Task
Retype each record shown below, leaving every character as it is.

Dataset
____________
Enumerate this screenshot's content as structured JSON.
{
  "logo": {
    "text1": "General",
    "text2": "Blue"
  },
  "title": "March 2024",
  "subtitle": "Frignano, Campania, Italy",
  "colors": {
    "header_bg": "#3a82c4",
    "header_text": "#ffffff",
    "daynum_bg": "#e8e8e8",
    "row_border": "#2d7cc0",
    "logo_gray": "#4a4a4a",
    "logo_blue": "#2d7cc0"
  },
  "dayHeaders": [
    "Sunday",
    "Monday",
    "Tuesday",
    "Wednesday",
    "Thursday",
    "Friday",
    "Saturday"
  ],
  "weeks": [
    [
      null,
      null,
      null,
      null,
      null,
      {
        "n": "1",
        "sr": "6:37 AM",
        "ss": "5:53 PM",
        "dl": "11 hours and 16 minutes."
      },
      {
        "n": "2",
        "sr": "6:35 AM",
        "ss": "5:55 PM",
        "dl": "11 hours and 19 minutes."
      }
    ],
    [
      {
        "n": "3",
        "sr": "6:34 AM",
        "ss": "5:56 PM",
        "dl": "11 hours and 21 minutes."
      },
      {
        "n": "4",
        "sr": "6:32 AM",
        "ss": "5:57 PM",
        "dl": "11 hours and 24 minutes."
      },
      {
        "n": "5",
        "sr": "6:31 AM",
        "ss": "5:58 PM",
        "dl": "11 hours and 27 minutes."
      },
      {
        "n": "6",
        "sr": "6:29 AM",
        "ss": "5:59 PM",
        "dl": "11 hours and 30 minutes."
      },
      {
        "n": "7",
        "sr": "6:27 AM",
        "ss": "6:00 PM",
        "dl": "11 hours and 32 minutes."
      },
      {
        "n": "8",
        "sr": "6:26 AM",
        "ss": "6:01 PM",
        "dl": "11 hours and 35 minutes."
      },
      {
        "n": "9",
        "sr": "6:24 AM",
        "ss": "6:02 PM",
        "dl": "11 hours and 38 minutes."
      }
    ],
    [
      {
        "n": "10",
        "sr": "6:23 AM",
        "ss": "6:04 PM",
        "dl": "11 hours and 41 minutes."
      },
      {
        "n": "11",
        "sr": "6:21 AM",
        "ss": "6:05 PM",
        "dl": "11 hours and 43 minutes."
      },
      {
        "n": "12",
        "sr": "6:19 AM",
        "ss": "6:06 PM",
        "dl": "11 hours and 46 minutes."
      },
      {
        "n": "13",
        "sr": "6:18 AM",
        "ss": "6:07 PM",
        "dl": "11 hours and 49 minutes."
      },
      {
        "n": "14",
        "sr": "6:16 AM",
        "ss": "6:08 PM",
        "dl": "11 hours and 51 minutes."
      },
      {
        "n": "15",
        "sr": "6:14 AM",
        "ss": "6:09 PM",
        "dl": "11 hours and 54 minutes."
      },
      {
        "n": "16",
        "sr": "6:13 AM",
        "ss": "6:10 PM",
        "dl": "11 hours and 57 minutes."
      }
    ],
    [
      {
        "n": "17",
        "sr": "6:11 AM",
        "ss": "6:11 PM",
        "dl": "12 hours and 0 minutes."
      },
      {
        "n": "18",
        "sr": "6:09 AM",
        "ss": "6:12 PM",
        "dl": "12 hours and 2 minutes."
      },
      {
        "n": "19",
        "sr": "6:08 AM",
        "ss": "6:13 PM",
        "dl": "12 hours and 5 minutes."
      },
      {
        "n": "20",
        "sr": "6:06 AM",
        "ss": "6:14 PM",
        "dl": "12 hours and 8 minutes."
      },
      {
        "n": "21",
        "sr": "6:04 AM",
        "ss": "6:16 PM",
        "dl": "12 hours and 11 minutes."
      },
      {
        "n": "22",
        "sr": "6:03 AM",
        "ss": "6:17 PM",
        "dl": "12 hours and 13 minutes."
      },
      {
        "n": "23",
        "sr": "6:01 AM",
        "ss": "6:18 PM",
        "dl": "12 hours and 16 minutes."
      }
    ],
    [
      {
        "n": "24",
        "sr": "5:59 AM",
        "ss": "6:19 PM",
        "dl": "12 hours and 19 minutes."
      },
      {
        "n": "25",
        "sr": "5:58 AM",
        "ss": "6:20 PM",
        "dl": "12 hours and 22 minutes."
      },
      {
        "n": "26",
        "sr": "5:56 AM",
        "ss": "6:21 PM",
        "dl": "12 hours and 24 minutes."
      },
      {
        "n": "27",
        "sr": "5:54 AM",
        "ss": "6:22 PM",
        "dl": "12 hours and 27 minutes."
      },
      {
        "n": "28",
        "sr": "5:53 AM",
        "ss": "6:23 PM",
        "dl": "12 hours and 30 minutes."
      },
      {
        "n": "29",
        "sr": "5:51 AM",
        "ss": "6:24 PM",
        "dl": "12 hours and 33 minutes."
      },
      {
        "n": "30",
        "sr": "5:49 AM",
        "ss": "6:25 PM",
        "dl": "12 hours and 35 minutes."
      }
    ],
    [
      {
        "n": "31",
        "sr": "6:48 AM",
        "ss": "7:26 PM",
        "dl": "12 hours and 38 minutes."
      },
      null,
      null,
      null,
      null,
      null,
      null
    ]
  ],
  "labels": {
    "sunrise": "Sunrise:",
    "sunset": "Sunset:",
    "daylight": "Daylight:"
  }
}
____________
Result below
Enumerate this screenshot's content as structured JSON.
{
  "logo": {
    "text1": "General",
    "text2": "Blue"
  },
  "title": "March 2024",
  "subtitle": "Frignano, Campania, Italy",
  "colors": {
    "header_bg": "#3a82c4",
    "header_text": "#ffffff",
    "daynum_bg": "#e8e8e8",
    "row_border": "#2d7cc0",
    "logo_gray": "#4a4a4a",
    "logo_blue": "#2d7cc0"
  },
  "dayHeaders": [
    "Sunday",
    "Monday",
    "Tuesday",
    "Wednesday",
    "Thursday",
    "Friday",
    "Saturday"
  ],
  "weeks": [
    [
      null,
      null,
      null,
      null,
      null,
      {
        "n": "1",
        "sr": "6:37 AM",
        "ss": "5:53 PM",
        "dl": "11 hours and 16 minutes."
      },
      {
        "n": "2",
        "sr": "6:35 AM",
        "ss": "5:55 PM",
        "dl": "11 hours and 19 minutes."
      }
    ],
    [
      {
        "n": "3",
        "sr": "6:34 AM",
        "ss": "5:56 PM",
        "dl": "11 hours and 21 minutes."
      },
      {
        "n": "4",
        "sr": "6:32 AM",
        "ss": "5:57 PM",
        "dl": "11 hours and 24 minutes."
      },
      {
        "n": "5",
        "sr": "6:31 AM",
        "ss": "5:58 PM",
        "dl": "11 hours and 27 minutes."
      },
      {
        "n": "6",
        "sr": "6:29 AM",
        "ss": "5:59 PM",
        "dl": "11 hours and 30 minutes."
      },
      {
        "n": "7",
        "sr": "6:27 AM",
        "ss": "6:00 PM",
        "dl": "11 hours and 32 minutes."
      },
      {
        "n": "8",
        "sr": "6:26 AM",
        "ss": "6:01 PM",
        "dl": "11 hours and 35 minutes."
      },
      {
        "n": "9",
        "sr": "6:24 AM",
        "ss": "6:02 PM",
        "dl": "11 hours and 38 minutes."
      }
    ],
    [
      {
        "n": "10",
        "sr": "6:23 AM",
        "ss": "6:04 PM",
        "dl": "11 hours and 41 minutes."
      },
      {
        "n": "11",
        "sr": "6:21 AM",
        "ss": "6:05 PM",
        "dl": "11 hours and 43 minutes."
      },
      {
        "n": "12",
        "sr": "6:19 AM",
        "ss": "6:06 PM",
        "dl": "11 hours and 46 minutes."
      },
      {
        "n": "13",
        "sr": "6:18 AM",
        "ss": "6:07 PM",
        "dl": "11 hours and 49 minutes."
      },
      {
        "n": "14",
        "sr": "6:16 AM",
        "ss": "6:08 PM",
        "dl": "11 hours and 51 minutes."
      },
      {
        "n": "15",
        "sr": "6:14 AM",
        "ss": "6:09 PM",
        "dl": "11 hours and 54 minutes."
      },
      {
        "n": "16",
        "sr": "6:13 AM",
        "ss": "6:10 PM",
        "dl": "11 hours and 57 minutes."
      }
    ],
    [
      {
        "n": "17",
        "sr": "6:11 AM",
        "ss": "6:11 PM",
        "dl": "12 hours and 0 minutes."
      },
      {
        "n": "18",
        "sr": "6:09 AM",
        "ss": "6:12 PM",
        "dl": "12 hours and 2 minutes."
      },
      {
        "n": "19",
        "sr": "6:08 AM",
        "ss": "6:13 PM",
        "dl": "12 hours and 5 minutes."
      },
      {
        "n": "20",
        "sr": "6:06 AM",
        "ss": "6:14 PM",
        "dl": "12 hours and 8 minutes."
      },
      {
        "n": "21",
        "sr": "6:04 AM",
        "ss": "6:16 PM",
        "dl": "12 hours and 11 minutes."
      },
      {
        "n": "22",
        "sr": "6:03 AM",
        "ss": "6:17 PM",
        "dl": "12 hours and 13 minutes."
      },
      {
        "n": "23",
        "sr": "6:01 AM",
        "ss": "6:18 PM",
        "dl": "12 hours and 16 minutes."
      }
    ],
    [
      {
        "n": "24",
        "sr": "5:59 AM",
        "ss": "6:19 PM",
        "dl": "12 hours and 19 minutes."
      },
      {
        "n": "25",
        "sr": "5:58 AM",
        "ss": "6:20 PM",
        "dl": "12 hours and 22 minutes."
      },
      {
        "n": "26",
        "sr": "5:56 AM",
        "ss": "6:21 PM",
        "dl": "12 hours and 24 minutes."
      },
      {
        "n": "27",
        "sr": "5:54 AM",
        "ss": "6:22 PM",
        "dl": "12 hours and 27 minutes."
      },
      {
        "n": "28",
        "sr": "5:53 AM",
        "ss": "6:23 PM",
        "dl": "12 hours and 30 minutes."
      },
      {
        "n": "29",
        "sr": "5:51 AM",
        "ss": "6:24 PM",
        "dl": "12 hours and 33 minutes."
      },
      {
        "n": "30",
        "sr": "5:49 AM",
        "ss": "6:25 PM",
        "dl": "12 hours and 35 minutes."
      }
    ],
    [
      {
        "n": "31",
        "sr": "6:48 AM",
        "ss": "7:26 PM",
        "dl": "12 hours and 38 minutes."
      },
      null,
      null,
      null,
      null,
      null,
      null
    ]
  ],
  "labels": {
    "sunrise": "Sunrise:",
    "sunset": "Sunset:",
    "daylight": "Daylight:"
  }
}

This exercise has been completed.